* **What to produce**
All entries should be output exactly as they stand.

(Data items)
+ + + + +
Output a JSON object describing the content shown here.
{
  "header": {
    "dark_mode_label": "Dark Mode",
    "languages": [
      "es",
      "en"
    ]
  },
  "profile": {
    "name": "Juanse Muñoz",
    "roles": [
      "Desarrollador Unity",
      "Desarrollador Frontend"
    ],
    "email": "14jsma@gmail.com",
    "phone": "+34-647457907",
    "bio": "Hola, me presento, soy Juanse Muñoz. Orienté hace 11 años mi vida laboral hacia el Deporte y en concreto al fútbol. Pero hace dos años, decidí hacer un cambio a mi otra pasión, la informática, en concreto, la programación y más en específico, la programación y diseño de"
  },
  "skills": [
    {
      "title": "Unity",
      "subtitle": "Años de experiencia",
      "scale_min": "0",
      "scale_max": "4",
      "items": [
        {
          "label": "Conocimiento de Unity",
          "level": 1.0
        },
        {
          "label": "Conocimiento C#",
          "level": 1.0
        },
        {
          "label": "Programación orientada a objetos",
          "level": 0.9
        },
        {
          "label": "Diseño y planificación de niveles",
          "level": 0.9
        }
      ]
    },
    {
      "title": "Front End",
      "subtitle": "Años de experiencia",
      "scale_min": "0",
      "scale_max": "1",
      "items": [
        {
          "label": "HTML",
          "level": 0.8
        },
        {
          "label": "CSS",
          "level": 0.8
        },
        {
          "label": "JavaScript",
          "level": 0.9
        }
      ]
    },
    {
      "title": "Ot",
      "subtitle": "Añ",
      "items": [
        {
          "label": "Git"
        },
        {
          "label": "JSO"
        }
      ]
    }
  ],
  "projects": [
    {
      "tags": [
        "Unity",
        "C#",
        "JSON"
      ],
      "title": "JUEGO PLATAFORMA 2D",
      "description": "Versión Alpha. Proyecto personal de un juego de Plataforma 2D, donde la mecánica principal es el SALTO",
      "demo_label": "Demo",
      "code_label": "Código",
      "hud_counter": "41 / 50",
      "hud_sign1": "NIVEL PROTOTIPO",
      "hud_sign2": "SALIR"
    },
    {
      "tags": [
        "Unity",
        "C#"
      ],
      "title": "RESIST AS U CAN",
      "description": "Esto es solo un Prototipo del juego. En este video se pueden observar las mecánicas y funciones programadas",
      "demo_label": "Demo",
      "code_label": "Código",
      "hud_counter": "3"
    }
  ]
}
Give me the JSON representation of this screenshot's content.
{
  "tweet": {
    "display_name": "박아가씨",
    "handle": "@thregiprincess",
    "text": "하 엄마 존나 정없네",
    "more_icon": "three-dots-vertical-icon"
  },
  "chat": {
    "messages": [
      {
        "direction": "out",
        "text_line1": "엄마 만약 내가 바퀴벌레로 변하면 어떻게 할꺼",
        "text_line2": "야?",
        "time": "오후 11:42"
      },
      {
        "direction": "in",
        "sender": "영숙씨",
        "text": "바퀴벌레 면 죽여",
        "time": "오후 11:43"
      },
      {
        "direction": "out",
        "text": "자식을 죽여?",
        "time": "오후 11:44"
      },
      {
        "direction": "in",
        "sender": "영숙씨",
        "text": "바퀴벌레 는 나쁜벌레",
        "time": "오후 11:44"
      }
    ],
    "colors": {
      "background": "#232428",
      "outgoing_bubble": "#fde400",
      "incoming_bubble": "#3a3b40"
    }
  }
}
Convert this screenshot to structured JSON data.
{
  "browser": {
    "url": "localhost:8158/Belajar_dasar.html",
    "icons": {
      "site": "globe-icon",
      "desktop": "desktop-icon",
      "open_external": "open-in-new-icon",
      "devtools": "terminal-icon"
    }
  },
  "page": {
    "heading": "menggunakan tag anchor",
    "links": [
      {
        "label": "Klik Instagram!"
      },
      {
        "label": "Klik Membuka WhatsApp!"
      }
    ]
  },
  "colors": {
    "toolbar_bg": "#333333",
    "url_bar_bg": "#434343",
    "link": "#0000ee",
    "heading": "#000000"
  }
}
+ + + + +
* **Task answer**
Output a JSON object describing the content shown here.
{
  "header": {
    "dark_mode_label": "Dark Mode",
    "languages": [
      "es",
      "en"
    ]
  },
  "profile": {
    "name": "Juanse Muñoz",
    "roles": [
      "Desarrollador Unity",
      "Desarrollador Frontend"
    ],
    "email": "14jsma@gmail.com",
    "phone": "+34-647457907",
    "bio": "Hola, me presento, soy Juanse Muñoz. Orienté hace 11 años mi vida laboral hacia el Deporte y en concreto al fútbol. Pero hace dos años, decidí hacer un cambio a mi otra pasión, la informática, en concreto, la programación y más en específico, la programación y diseño de"
  },
  "skills": [
    {
      "title": "Unity",
      "subtitle": "Años de experiencia",
      "scale_min": "0",
      "scale_max": "4",
      "items": [
        {
          "label": "Conocimiento de Unity",
          "level": 1.0
        },
        {
          "label": "Conocimiento C#",
          "level": 1.0
        },
        {
          "label": "Programación orientada a objetos",
          "level": 0.9
        },
        {
          "label": "Diseño y planificación de niveles",
          "level": 0.9
        }
      ]
    },
    {
      "title": "Front End",
      "subtitle": "Años de experiencia",
      "scale_min": "0",
      "scale_max": "1",
      "items": [
        {
          "label": "HTML",
          "level": 0.8
        },
        {
          "label": "CSS",
          "level": 0.8
        },
        {
          "label": "JavaScript",
          "level": 0.9
        }
      ]
    },
    {
      "title": "Ot",
      "subtitle": "Añ",
      "items": [
        {
          "label": "Git"
        },
        {
          "label": "JSO"
        }
      ]
    }
  ],
  "projects": [
    {
      "tags": [
        "Unity",
        "C#",
        "JSON"
      ],
      "title": "JUEGO PLATAFORMA 2D",
      "description": "Versión Alpha. Proyecto personal de un juego de Plataforma 2D, donde la mecánica principal es el SALTO",
      "demo_label": "Demo",
      "code_label": "Código",
      "hud_counter": "41 / 50",
      "hud_sign1": "NIVEL PROTOTIPO",
      "hud_sign2": "SALIR"
    },
    {
      "tags": [
        "Unity",
        "C#"
      ],
      "title": "RESIST AS U CAN",
      "description": "Esto es solo un Prototipo del juego. En este video se pueden observar las mecánicas y funciones programadas",
      "demo_label": "Demo",
      "code_label": "Código",
      "hud_counter": "3"
    }
  ]
}
Give me the JSON representation of this screenshot's content.
{
  "tweet": {
    "display_name": "박아가씨",
    "handle": "@thregiprincess",
    "text": "하 엄마 존나 정없네",
    "more_icon": "three-dots-vertical-icon"
  },
  "chat": {
    "messages": [
      {
        "direction": "out",
        "text_line1": "엄마 만약 내가 바퀴벌레로 변하면 어떻게 할꺼",
        "text_line2": "야?",
        "time": "오후 11:42"
      },
      {
        "direction": "in",
        "sender": "영숙씨",
        "text": "바퀴벌레 면 죽여",
        "time": "오후 11:43"
      },
      {
        "direction": "out",
        "text": "자식을 죽여?",
        "time": "오후 11:44"
      },
      {
        "direction": "in",
        "sender": "영숙씨",
        "text": "바퀴벌레 는 나쁜벌레",
        "time": "오후 11:44"
      }
    ],
    "colors": {
      "background": "#232428",
      "outgoing_bubble": "#fde400",
      "incoming_bubble": "#3a3b40"
    }
  }
}
Convert this screenshot to structured JSON data.
{
  "browser": {
    "url": "localhost:8158/Belajar_dasar.html",
    "icons": {
      "site": "globe-icon",
      "desktop": "desktop-icon",
      "open_external": "open-in-new-icon",
      "devtools": "terminal-icon"
    }
  },
  "page": {
    "heading": "menggunakan tag anchor",
    "links": [
      {
        "label": "Klik Instagram!"
      },
      {
        "label": "Klik Membuka WhatsApp!"
      }
    ]
  },
  "colors": {
    "toolbar_bg": "#333333",
    "url_bar_bg": "#434343",
    "link": "#0000ee",
    "heading": "#000000"
  }
}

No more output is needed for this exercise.